- Goal of the exercise: Lines holding the string "фару" are the ones to copy; find them all in the data.

|---|

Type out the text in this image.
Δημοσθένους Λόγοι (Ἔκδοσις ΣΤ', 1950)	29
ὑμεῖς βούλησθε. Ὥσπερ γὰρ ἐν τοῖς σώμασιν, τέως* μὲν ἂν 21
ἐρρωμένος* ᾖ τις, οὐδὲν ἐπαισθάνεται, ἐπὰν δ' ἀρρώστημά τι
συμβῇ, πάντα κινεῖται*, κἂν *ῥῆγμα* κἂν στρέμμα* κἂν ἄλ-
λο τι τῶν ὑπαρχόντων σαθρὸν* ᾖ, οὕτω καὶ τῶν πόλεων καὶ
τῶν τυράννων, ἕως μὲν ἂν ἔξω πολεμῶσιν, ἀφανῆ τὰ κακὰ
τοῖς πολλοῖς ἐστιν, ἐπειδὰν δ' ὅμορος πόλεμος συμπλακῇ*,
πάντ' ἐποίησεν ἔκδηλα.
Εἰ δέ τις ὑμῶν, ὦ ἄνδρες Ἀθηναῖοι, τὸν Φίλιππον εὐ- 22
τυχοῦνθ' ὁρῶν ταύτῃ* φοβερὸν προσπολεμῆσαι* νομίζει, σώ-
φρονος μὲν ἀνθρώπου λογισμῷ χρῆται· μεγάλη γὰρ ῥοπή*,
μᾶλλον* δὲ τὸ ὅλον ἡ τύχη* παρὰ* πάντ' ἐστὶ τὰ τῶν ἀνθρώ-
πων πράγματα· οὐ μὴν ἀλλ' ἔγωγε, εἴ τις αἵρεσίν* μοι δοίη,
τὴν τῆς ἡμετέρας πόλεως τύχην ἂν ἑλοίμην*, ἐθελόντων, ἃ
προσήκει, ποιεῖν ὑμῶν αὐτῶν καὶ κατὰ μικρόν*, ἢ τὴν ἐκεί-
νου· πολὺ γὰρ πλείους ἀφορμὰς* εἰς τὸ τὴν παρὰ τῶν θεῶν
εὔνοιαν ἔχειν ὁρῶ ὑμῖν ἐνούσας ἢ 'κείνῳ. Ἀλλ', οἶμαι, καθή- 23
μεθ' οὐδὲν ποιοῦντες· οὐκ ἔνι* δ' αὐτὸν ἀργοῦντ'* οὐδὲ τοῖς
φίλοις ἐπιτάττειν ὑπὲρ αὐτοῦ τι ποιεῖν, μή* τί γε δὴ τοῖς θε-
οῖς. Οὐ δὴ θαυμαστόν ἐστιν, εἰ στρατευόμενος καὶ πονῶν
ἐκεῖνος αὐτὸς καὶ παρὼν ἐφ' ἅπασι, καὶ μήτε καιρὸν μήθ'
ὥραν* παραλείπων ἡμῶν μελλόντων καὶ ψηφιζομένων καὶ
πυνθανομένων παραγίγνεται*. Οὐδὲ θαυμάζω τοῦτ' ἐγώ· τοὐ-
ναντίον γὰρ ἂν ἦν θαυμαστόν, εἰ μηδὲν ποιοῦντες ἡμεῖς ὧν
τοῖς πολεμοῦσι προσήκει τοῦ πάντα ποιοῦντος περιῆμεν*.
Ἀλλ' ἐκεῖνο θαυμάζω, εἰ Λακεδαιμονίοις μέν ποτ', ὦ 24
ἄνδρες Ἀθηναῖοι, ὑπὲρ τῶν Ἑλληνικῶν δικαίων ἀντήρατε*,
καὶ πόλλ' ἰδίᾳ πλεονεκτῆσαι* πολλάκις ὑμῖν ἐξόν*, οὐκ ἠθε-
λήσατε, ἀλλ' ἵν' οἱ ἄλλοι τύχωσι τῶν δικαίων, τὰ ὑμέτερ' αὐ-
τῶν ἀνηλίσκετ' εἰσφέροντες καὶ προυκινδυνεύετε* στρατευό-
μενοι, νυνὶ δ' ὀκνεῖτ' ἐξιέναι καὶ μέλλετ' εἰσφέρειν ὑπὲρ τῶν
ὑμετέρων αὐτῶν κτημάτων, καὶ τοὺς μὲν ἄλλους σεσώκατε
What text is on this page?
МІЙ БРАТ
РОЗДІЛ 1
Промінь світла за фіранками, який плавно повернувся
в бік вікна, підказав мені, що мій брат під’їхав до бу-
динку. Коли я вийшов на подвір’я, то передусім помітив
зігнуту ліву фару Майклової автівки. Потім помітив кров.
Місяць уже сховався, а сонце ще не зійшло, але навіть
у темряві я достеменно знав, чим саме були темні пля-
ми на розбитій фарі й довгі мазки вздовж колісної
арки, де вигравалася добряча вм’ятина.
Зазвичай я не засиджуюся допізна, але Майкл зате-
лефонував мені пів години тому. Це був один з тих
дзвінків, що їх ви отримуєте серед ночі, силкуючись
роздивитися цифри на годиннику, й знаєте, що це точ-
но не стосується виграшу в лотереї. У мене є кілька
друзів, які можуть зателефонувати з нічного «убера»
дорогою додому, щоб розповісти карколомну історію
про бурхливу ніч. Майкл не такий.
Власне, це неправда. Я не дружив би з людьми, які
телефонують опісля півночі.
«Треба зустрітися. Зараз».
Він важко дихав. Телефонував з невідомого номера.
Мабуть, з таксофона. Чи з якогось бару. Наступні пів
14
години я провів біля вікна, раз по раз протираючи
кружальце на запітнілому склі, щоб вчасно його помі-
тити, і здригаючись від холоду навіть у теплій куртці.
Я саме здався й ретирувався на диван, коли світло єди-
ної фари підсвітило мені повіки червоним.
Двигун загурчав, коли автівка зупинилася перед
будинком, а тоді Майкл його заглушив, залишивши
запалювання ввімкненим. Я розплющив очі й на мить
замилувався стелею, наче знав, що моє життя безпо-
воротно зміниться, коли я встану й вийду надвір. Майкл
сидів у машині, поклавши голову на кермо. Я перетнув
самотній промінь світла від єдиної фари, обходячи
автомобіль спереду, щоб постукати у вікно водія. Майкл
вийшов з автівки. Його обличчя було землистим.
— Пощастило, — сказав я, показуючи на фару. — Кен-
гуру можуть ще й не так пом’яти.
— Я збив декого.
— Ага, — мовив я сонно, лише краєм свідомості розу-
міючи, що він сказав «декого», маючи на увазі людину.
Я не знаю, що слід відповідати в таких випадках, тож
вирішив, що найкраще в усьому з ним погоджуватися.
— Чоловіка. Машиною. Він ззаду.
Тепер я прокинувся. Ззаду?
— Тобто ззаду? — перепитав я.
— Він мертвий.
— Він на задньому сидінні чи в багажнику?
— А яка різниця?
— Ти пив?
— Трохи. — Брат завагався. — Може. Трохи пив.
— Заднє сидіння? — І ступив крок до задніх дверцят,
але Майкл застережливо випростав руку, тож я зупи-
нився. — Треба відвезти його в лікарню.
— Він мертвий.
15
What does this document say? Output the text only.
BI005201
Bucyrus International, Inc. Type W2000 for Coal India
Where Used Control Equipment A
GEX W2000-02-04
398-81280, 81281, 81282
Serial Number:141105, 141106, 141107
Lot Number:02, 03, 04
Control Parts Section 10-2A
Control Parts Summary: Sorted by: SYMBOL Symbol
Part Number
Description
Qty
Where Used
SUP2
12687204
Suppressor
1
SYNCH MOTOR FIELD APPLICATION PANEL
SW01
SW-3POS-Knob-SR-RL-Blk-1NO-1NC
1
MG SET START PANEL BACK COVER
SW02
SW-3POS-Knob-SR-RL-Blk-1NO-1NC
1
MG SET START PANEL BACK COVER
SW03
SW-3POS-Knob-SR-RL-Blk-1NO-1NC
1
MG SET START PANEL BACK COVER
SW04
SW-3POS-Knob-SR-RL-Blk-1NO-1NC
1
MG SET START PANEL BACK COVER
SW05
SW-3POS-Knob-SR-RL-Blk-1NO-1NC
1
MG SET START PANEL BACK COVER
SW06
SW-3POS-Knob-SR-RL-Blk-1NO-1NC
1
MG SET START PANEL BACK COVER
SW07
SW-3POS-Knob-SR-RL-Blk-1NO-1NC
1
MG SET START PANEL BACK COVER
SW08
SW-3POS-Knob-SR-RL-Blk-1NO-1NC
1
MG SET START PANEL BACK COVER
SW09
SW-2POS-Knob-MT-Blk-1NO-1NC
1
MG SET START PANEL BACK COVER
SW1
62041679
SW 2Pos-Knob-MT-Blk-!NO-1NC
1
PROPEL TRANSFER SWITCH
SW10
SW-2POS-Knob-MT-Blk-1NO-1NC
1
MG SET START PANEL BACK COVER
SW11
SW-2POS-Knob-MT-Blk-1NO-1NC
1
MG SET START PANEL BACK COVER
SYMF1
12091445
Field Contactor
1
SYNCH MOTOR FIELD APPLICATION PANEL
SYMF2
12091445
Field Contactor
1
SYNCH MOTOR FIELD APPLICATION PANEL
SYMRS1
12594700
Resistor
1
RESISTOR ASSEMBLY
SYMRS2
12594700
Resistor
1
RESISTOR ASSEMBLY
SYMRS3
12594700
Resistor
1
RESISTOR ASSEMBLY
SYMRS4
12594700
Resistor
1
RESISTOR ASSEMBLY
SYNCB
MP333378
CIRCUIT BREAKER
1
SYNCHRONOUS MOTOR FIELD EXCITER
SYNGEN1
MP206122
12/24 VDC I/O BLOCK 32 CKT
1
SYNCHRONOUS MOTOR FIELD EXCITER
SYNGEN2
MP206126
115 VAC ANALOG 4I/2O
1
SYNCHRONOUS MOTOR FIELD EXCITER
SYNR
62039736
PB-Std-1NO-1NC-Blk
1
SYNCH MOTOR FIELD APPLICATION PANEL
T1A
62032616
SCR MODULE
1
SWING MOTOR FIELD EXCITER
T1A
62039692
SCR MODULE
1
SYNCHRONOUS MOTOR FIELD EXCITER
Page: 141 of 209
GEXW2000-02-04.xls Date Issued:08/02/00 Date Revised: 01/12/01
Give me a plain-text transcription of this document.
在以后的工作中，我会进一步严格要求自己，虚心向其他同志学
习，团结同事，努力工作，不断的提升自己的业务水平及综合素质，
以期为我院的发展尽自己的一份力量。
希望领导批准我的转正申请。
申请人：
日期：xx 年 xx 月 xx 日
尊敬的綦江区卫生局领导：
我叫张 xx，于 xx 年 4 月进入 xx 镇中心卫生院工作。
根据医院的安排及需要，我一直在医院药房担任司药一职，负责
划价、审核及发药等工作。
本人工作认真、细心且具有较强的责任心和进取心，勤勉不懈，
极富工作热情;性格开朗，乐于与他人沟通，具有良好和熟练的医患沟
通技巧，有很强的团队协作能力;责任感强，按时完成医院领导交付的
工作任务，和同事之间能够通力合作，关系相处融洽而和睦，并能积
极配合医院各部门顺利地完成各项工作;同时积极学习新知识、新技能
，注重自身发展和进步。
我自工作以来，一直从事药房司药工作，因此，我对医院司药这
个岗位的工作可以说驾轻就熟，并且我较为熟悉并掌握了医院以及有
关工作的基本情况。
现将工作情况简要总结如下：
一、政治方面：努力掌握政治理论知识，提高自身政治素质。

|---|

- Answer to this task:
зігнуту ліву фару Майклової автівки. Потім помітив кров.
— Пощастило, — сказав я, показуючи на фару. — Кен-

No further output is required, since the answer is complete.